- TASK DIRECTIONS
With the pictures left out, copy the listing below exactly.

--- BEGIN ---

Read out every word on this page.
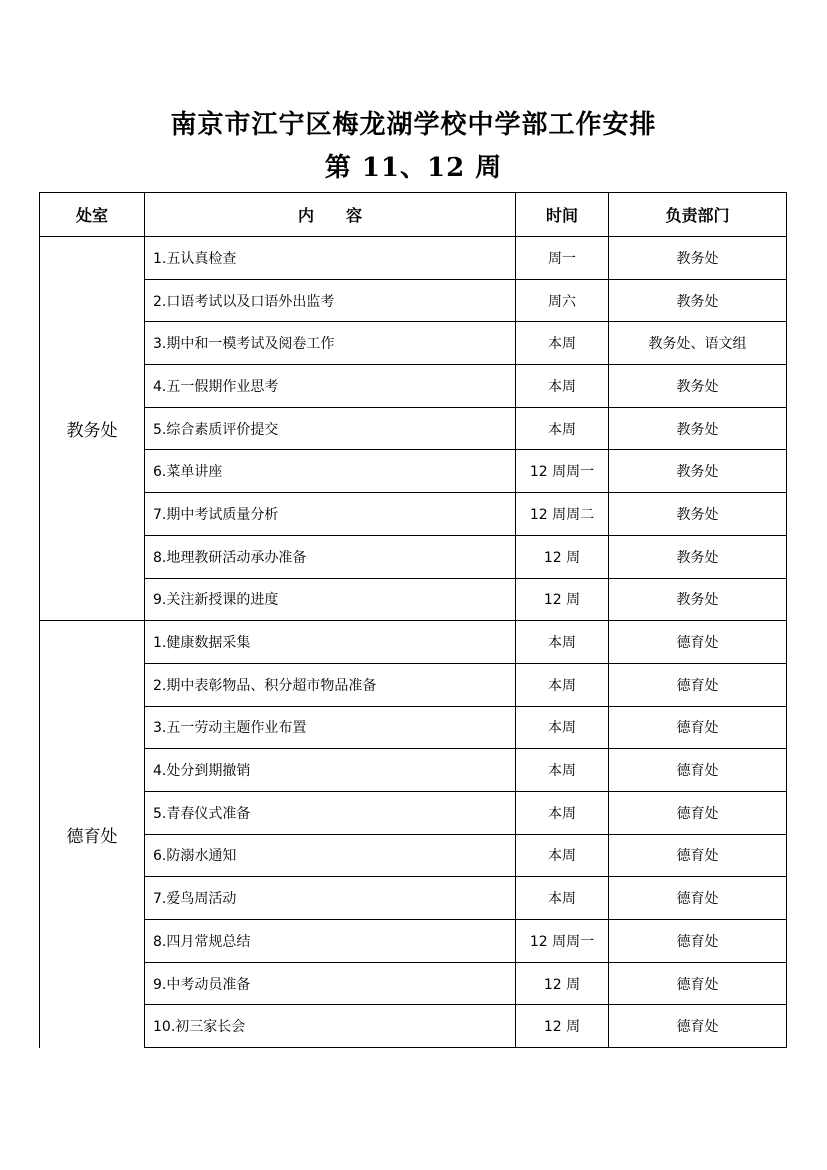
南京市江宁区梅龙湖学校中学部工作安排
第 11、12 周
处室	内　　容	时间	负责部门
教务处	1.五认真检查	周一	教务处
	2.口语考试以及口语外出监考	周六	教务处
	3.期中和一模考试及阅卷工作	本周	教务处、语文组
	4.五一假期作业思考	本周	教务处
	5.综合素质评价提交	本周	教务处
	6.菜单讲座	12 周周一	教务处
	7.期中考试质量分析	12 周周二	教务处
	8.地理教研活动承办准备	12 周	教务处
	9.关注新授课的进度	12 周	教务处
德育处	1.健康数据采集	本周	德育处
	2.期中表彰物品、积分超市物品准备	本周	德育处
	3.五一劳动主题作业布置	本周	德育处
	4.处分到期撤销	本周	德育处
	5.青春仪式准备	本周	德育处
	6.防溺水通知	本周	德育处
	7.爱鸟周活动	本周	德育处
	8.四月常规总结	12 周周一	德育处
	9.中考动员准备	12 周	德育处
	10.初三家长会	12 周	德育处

--- END ---

- REPLY TO THE EXERCISE
Read out every word on this page.
南京市江宁区梅龙湖学校中学部工作安排
第 11、12 周
处室	内　　容	时间	负责部门
教务处	1.五认真检查	周一	教务处
	2.口语考试以及口语外出监考	周六	教务处
	3.期中和一模考试及阅卷工作	本周	教务处、语文组
	4.五一假期作业思考	本周	教务处
	5.综合素质评价提交	本周	教务处
	6.菜单讲座	12 周周一	教务处
	7.期中考试质量分析	12 周周二	教务处
	8.地理教研活动承办准备	12 周	教务处
	9.关注新授课的进度	12 周	教务处
德育处	1.健康数据采集	本周	德育处
	2.期中表彰物品、积分超市物品准备	本周	德育处
	3.五一劳动主题作业布置	本周	德育处
	4.处分到期撤销	本周	德育处
	5.青春仪式准备	本周	德育处
	6.防溺水通知	本周	德育处
	7.爱鸟周活动	本周	德育处
	8.四月常规总结	12 周周一	德育处
	9.中考动员准备	12 周	德育处
	10.初三家长会	12 周	德育处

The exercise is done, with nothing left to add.